> _Stated task_
All of the data that follows should be retyped exactly, please, except the pictures.

Stored data
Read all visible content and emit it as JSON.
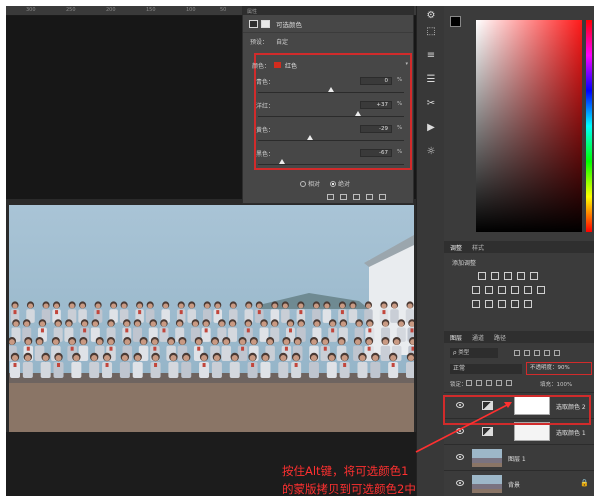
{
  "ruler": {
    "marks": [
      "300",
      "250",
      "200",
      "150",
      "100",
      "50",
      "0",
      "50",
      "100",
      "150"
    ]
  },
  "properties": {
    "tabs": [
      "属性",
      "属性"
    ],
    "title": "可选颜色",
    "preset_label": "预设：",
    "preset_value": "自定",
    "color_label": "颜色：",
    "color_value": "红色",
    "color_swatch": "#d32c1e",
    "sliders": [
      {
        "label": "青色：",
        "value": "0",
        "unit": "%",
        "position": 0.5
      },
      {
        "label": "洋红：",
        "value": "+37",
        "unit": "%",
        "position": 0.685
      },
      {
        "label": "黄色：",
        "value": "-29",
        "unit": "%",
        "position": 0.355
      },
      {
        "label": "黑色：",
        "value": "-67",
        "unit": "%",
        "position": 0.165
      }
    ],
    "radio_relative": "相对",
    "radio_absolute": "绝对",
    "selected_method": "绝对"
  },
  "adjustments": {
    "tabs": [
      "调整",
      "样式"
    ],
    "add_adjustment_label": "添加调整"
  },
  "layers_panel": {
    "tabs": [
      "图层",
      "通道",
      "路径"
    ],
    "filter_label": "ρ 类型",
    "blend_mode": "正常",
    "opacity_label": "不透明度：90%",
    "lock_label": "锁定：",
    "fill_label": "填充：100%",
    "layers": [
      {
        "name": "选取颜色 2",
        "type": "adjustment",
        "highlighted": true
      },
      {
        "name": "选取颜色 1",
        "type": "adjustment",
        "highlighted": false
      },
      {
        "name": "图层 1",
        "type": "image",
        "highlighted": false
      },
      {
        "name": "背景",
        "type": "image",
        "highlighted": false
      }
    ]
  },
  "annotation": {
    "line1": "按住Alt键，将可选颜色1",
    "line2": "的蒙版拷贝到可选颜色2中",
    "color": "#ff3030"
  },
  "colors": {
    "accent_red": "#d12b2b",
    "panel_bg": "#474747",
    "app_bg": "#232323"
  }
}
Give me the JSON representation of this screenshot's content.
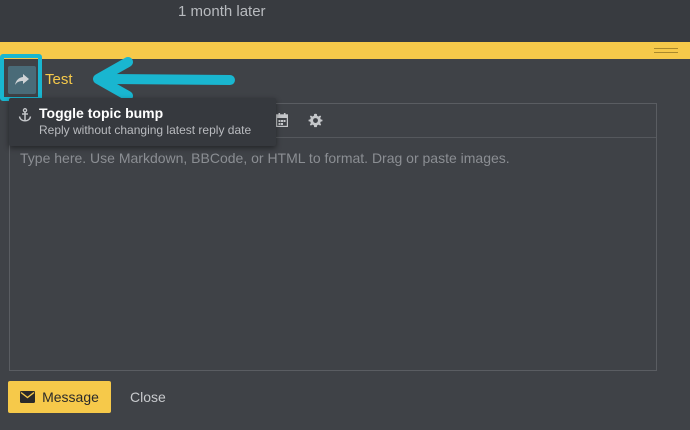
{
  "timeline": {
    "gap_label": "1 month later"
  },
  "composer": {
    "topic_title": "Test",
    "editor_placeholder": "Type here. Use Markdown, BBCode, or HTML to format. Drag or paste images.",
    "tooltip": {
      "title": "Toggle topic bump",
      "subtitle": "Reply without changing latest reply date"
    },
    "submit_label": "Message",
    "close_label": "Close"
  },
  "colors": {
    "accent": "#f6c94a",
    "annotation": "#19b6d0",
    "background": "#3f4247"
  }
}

> _Written response_
Read all visible content and emit it as JSON.
{
  "ruler": {
    "marks": [
      "300",
      "250",
      "200",
      "150",
      "100",
      "50",
      "0",
      "50",
      "100",
      "150"
    ]
  },
  "properties": {
    "tabs": [
      "属性",
      "属性"
    ],
    "title": "可选颜色",
    "preset_label": "预设：",
    "preset_value": "自定",
    "color_label": "颜色：",
    "color_value": "红色",
    "color_swatch": "#d32c1e",
    "sliders": [
      {
        "label": "青色：",
        "value": "0",
        "unit": "%",
        "position": 0.5
      },
      {
        "label": "洋红：",
        "value": "+37",
        "unit": "%",
        "position": 0.685
      },
      {
        "label": "黄色：",
        "value": "-29",
        "unit": "%",
        "position": 0.355
      },
      {
        "label": "黑色：",
        "value": "-67",
        "unit": "%",
        "position": 0.165
      }
    ],
    "radio_relative": "相对",
    "radio_absolute": "绝对",
    "selected_method": "绝对"
  },
  "adjustments": {
    "tabs": [
      "调整",
      "样式"
    ],
    "add_adjustment_label": "添加调整"
  },
  "layers_panel": {
    "tabs": [
      "图层",
      "通道",
      "路径"
    ],
    "filter_label": "ρ 类型",
    "blend_mode": "正常",
    "opacity_label": "不透明度：90%",
    "lock_label": "锁定：",
    "fill_label": "填充：100%",
    "layers": [
      {
        "name": "选取颜色 2",
        "type": "adjustment",
        "highlighted": true
      },
      {
        "name": "选取颜色 1",
        "type": "adjustment",
        "highlighted": false
      },
      {
        "name": "图层 1",
        "type": "image",
        "highlighted": false
      },
      {
        "name": "背景",
        "type": "image",
        "highlighted": false
      }
    ]
  },
  "annotation": {
    "line1": "按住Alt键，将可选颜色1",
    "line2": "的蒙版拷贝到可选颜色2中",
    "color": "#ff3030"
  },
  "colors": {
    "accent_red": "#d12b2b",
    "panel_bg": "#474747",
    "app_bg": "#232323"
  }
}
Give me the JSON representation of this screenshot's content.
{
  "timeline": {
    "gap_label": "1 month later"
  },
  "composer": {
    "topic_title": "Test",
    "editor_placeholder": "Type here. Use Markdown, BBCode, or HTML to format. Drag or paste images.",
    "tooltip": {
      "title": "Toggle topic bump",
      "subtitle": "Reply without changing latest reply date"
    },
    "submit_label": "Message",
    "close_label": "Close"
  },
  "colors": {
    "accent": "#f6c94a",
    "annotation": "#19b6d0",
    "background": "#3f4247"
  }
}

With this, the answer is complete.